(Figure collection entries)
.....
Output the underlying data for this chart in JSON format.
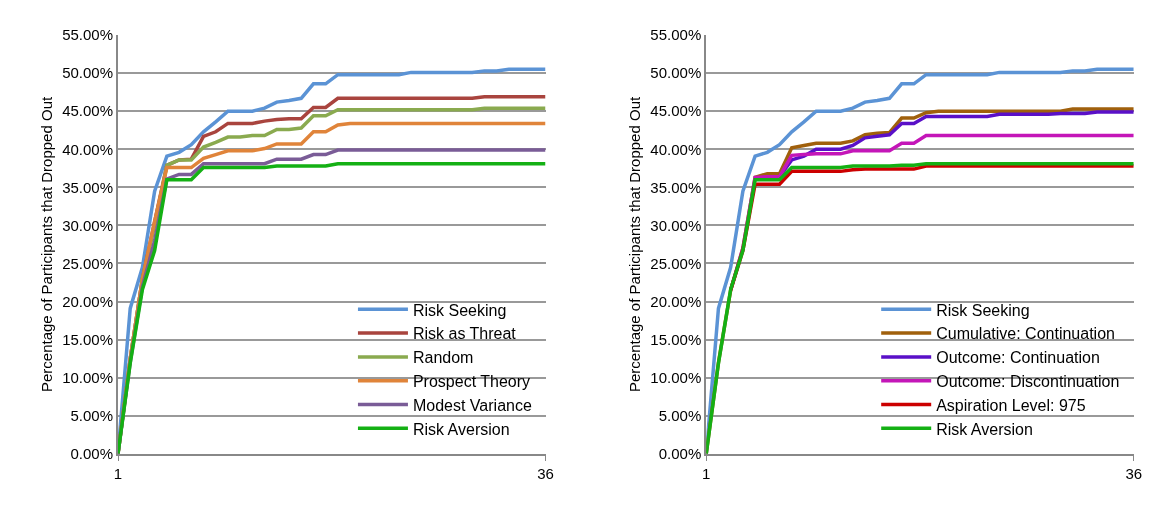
{
  "chart_data": [
    {
      "type": "line",
      "ylabel": "Percentage of Participants that Dropped Out",
      "x": [
        1,
        2,
        3,
        4,
        5,
        6,
        7,
        8,
        9,
        10,
        11,
        12,
        13,
        14,
        15,
        16,
        17,
        18,
        19,
        20,
        21,
        22,
        23,
        24,
        25,
        26,
        27,
        28,
        29,
        30,
        31,
        32,
        33,
        34,
        35,
        36
      ],
      "xlim": [
        1,
        36
      ],
      "xticks": [
        1,
        36
      ],
      "ylim": [
        0,
        55
      ],
      "yticks": [
        {
          "value": 0,
          "label": "0.00%"
        },
        {
          "value": 5,
          "label": "5.00%"
        },
        {
          "value": 10,
          "label": "10.00%"
        },
        {
          "value": 15,
          "label": "15.00%"
        },
        {
          "value": 20,
          "label": "20.00%"
        },
        {
          "value": 25,
          "label": "25.00%"
        },
        {
          "value": 30,
          "label": "30.00%"
        },
        {
          "value": 35,
          "label": "35.00%"
        },
        {
          "value": 40,
          "label": "40.00%"
        },
        {
          "value": 45,
          "label": "45.00%"
        },
        {
          "value": 50,
          "label": "50.00%"
        },
        {
          "value": 55,
          "label": "55.00%"
        }
      ],
      "grid": "y",
      "legend": "bottom right",
      "marker": "none",
      "line_style": "solid",
      "series": [
        {
          "name": "Risk Seeking",
          "color": "#5b93d5",
          "values": [
            0,
            19.1,
            24.5,
            34.5,
            39.1,
            39.6,
            40.6,
            42.3,
            43.6,
            45,
            45,
            45,
            45.4,
            46.2,
            46.4,
            46.7,
            48.6,
            48.6,
            49.8,
            49.8,
            49.8,
            49.8,
            49.8,
            49.8,
            50.1,
            50.1,
            50.1,
            50.1,
            50.1,
            50.1,
            50.3,
            50.3,
            50.5,
            50.5,
            50.5,
            50.5
          ]
        },
        {
          "name": "Risk as Threat",
          "color": "#a9443e",
          "values": [
            0,
            12.5,
            23,
            30.5,
            37.9,
            38.6,
            38.7,
            41.7,
            42.3,
            43.4,
            43.4,
            43.4,
            43.7,
            43.9,
            44,
            44,
            45.5,
            45.5,
            46.7,
            46.7,
            46.7,
            46.7,
            46.7,
            46.7,
            46.7,
            46.7,
            46.7,
            46.7,
            46.7,
            46.7,
            46.9,
            46.9,
            46.9,
            46.9,
            46.9,
            46.9
          ]
        },
        {
          "name": "Random",
          "color": "#8aaa4f",
          "values": [
            0,
            12.5,
            23,
            30,
            37.9,
            38.6,
            38.6,
            40.3,
            40.9,
            41.6,
            41.6,
            41.8,
            41.8,
            42.6,
            42.6,
            42.8,
            44.4,
            44.4,
            45.2,
            45.2,
            45.2,
            45.2,
            45.2,
            45.2,
            45.2,
            45.2,
            45.2,
            45.2,
            45.2,
            45.2,
            45.4,
            45.4,
            45.4,
            45.4,
            45.4,
            45.4
          ]
        },
        {
          "name": "Prospect Theory",
          "color": "#e0843a",
          "values": [
            0,
            12.5,
            23,
            30.5,
            37.6,
            37.6,
            37.6,
            38.8,
            39.3,
            39.8,
            39.8,
            39.8,
            40.1,
            40.7,
            40.7,
            40.7,
            42.3,
            42.3,
            43.2,
            43.4,
            43.4,
            43.4,
            43.4,
            43.4,
            43.4,
            43.4,
            43.4,
            43.4,
            43.4,
            43.4,
            43.4,
            43.4,
            43.4,
            43.4,
            43.4,
            43.4
          ]
        },
        {
          "name": "Modest Variance",
          "color": "#7a5c97",
          "values": [
            0,
            12,
            22,
            28,
            36.1,
            36.7,
            36.7,
            38.1,
            38.1,
            38.1,
            38.1,
            38.1,
            38.1,
            38.7,
            38.7,
            38.7,
            39.3,
            39.3,
            39.9,
            39.9,
            39.9,
            39.9,
            39.9,
            39.9,
            39.9,
            39.9,
            39.9,
            39.9,
            39.9,
            39.9,
            39.9,
            39.9,
            39.9,
            39.9,
            39.9,
            39.9
          ]
        },
        {
          "name": "Risk Aversion",
          "color": "#14b014",
          "values": [
            0,
            11.9,
            21.6,
            26.7,
            36,
            36,
            36,
            37.6,
            37.6,
            37.6,
            37.6,
            37.6,
            37.6,
            37.8,
            37.8,
            37.8,
            37.8,
            37.8,
            38.1,
            38.1,
            38.1,
            38.1,
            38.1,
            38.1,
            38.1,
            38.1,
            38.1,
            38.1,
            38.1,
            38.1,
            38.1,
            38.1,
            38.1,
            38.1,
            38.1,
            38.1
          ]
        }
      ]
    },
    {
      "type": "line",
      "ylabel": "Percentage of Participants that Dropped Out",
      "x": [
        1,
        2,
        3,
        4,
        5,
        6,
        7,
        8,
        9,
        10,
        11,
        12,
        13,
        14,
        15,
        16,
        17,
        18,
        19,
        20,
        21,
        22,
        23,
        24,
        25,
        26,
        27,
        28,
        29,
        30,
        31,
        32,
        33,
        34,
        35,
        36
      ],
      "xlim": [
        1,
        36
      ],
      "xticks": [
        1,
        36
      ],
      "ylim": [
        0,
        55
      ],
      "yticks": [
        {
          "value": 0,
          "label": "0.00%"
        },
        {
          "value": 5,
          "label": "5.00%"
        },
        {
          "value": 10,
          "label": "10.00%"
        },
        {
          "value": 15,
          "label": "15.00%"
        },
        {
          "value": 20,
          "label": "20.00%"
        },
        {
          "value": 25,
          "label": "25.00%"
        },
        {
          "value": 30,
          "label": "30.00%"
        },
        {
          "value": 35,
          "label": "35.00%"
        },
        {
          "value": 40,
          "label": "40.00%"
        },
        {
          "value": 45,
          "label": "45.00%"
        },
        {
          "value": 50,
          "label": "50.00%"
        },
        {
          "value": 55,
          "label": "55.00%"
        }
      ],
      "grid": "y",
      "legend": "bottom right",
      "marker": "none",
      "line_style": "solid",
      "series": [
        {
          "name": "Risk Seeking",
          "color": "#5b93d5",
          "values": [
            0,
            19.1,
            24.5,
            34.5,
            39.1,
            39.6,
            40.6,
            42.3,
            43.6,
            45,
            45,
            45,
            45.4,
            46.2,
            46.4,
            46.7,
            48.6,
            48.6,
            49.8,
            49.8,
            49.8,
            49.8,
            49.8,
            49.8,
            50.1,
            50.1,
            50.1,
            50.1,
            50.1,
            50.1,
            50.3,
            50.3,
            50.5,
            50.5,
            50.5,
            50.5
          ]
        },
        {
          "name": "Cumulative: Continuation",
          "color": "#a0600c",
          "values": [
            0,
            12,
            21.5,
            27,
            36.3,
            36.8,
            36.8,
            40.2,
            40.5,
            40.8,
            40.8,
            40.8,
            41.1,
            41.9,
            42.1,
            42.2,
            44.1,
            44.1,
            44.8,
            45,
            45,
            45,
            45,
            45,
            45,
            45,
            45,
            45,
            45,
            45,
            45.3,
            45.3,
            45.3,
            45.3,
            45.3,
            45.3
          ]
        },
        {
          "name": "Outcome: Continuation",
          "color": "#5a10c8",
          "values": [
            null,
            null,
            null,
            null,
            null,
            36.4,
            36.4,
            38.6,
            39.1,
            40,
            40,
            40,
            40.5,
            41.5,
            41.7,
            41.9,
            43.4,
            43.4,
            44.3,
            44.3,
            44.3,
            44.3,
            44.3,
            44.3,
            44.6,
            44.6,
            44.6,
            44.6,
            44.6,
            44.7,
            44.7,
            44.7,
            44.9,
            44.9,
            44.9,
            44.9
          ]
        },
        {
          "name": "Outcome: Discontinuation",
          "color": "#c416b8",
          "values": [
            null,
            null,
            21.5,
            27,
            36.3,
            36.4,
            36.4,
            39.2,
            39.3,
            39.4,
            39.4,
            39.4,
            39.8,
            39.8,
            39.8,
            39.8,
            40.8,
            40.8,
            41.8,
            41.8,
            41.8,
            41.8,
            41.8,
            41.8,
            41.8,
            41.8,
            41.8,
            41.8,
            41.8,
            41.8,
            41.8,
            41.8,
            41.8,
            41.8,
            41.8,
            41.8
          ]
        },
        {
          "name": "Aspiration Level: 975",
          "color": "#cc0000",
          "values": [
            null,
            null,
            21.5,
            26.7,
            35.4,
            35.4,
            35.4,
            37.1,
            37.1,
            37.1,
            37.1,
            37.1,
            37.3,
            37.4,
            37.4,
            37.4,
            37.4,
            37.4,
            37.8,
            37.8,
            37.8,
            37.8,
            37.8,
            37.8,
            37.8,
            37.8,
            37.8,
            37.8,
            37.8,
            37.8,
            37.8,
            37.8,
            37.8,
            37.8,
            37.8,
            37.8
          ]
        },
        {
          "name": "Risk Aversion",
          "color": "#14b014",
          "values": [
            0,
            11.9,
            21.6,
            26.7,
            36,
            36,
            36,
            37.6,
            37.6,
            37.6,
            37.6,
            37.6,
            37.8,
            37.8,
            37.8,
            37.8,
            37.9,
            37.9,
            38.1,
            38.1,
            38.1,
            38.1,
            38.1,
            38.1,
            38.1,
            38.1,
            38.1,
            38.1,
            38.1,
            38.1,
            38.1,
            38.1,
            38.1,
            38.1,
            38.1,
            38.1
          ]
        }
      ]
    }
  ]
}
.....
**WHAT THIS TASK INVOLVES:**
Filter the records above for lines containing the word "Outcome", and copy those lines.

**RESPONSE:**
          "name": "Outcome: Continuation",
          "name": "Outcome: Discontinuation",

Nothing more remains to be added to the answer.